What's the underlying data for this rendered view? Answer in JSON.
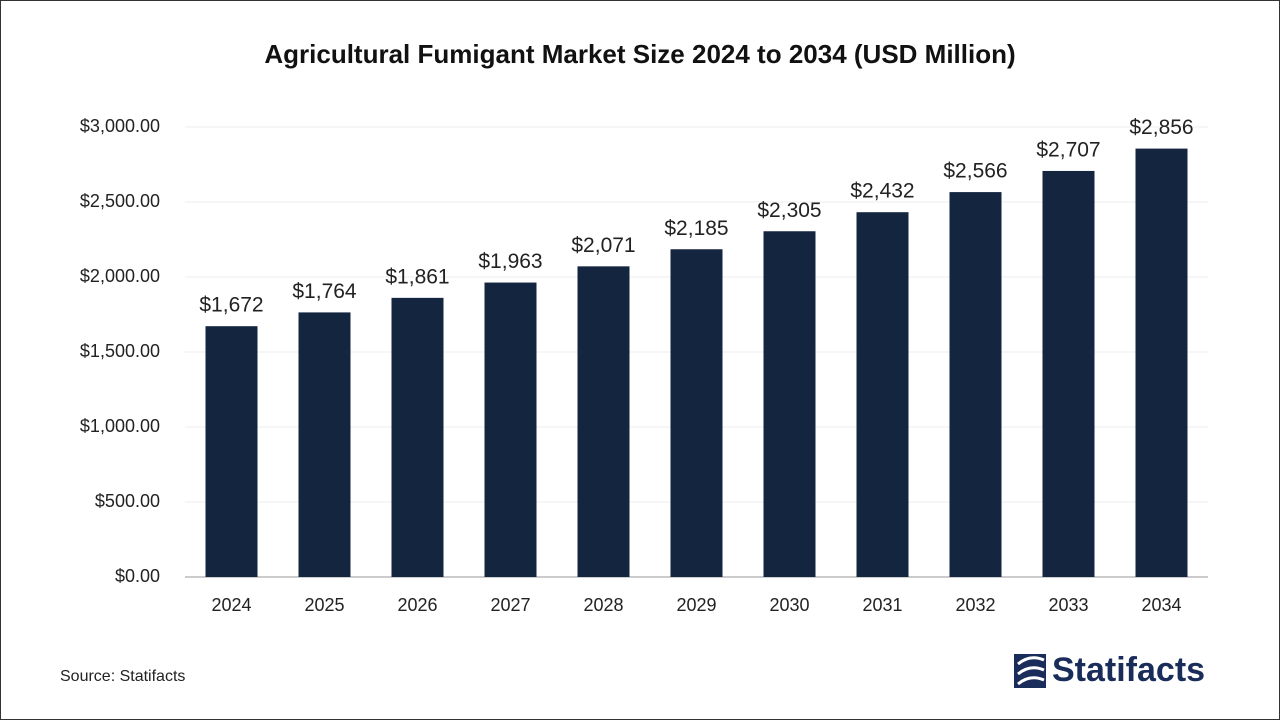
{
  "chart_data": {
    "type": "bar",
    "title": "Agricultural Fumigant Market Size 2024 to 2034 (USD Million)",
    "categories": [
      "2024",
      "2025",
      "2026",
      "2027",
      "2028",
      "2029",
      "2030",
      "2031",
      "2032",
      "2033",
      "2034"
    ],
    "values": [
      1672,
      1764,
      1861,
      1963,
      2071,
      2185,
      2305,
      2432,
      2566,
      2707,
      2856
    ],
    "value_labels": [
      "$1,672",
      "$1,764",
      "$1,861",
      "$1,963",
      "$2,071",
      "$2,185",
      "$2,305",
      "$2,432",
      "$2,566",
      "$2,707",
      "$2,856"
    ],
    "color": "#13253f",
    "ylim": [
      0,
      3000
    ],
    "yticks": [
      {
        "value": 0,
        "label": "$0.00"
      },
      {
        "value": 500,
        "label": "$500.00"
      },
      {
        "value": 1000,
        "label": "$1,000.00"
      },
      {
        "value": 1500,
        "label": "$1,500.00"
      },
      {
        "value": 2000,
        "label": "$2,000.00"
      },
      {
        "value": 2500,
        "label": "$2,500.00"
      },
      {
        "value": 3000,
        "label": "$3,000.00"
      }
    ],
    "grid": true,
    "source": "Source: Statifacts",
    "logo": "Statifacts"
  }
}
+-------+
> Exercise
Find how many lines of the listing include the string "Statifacts" and give that number, nothing else.

> Correct response
2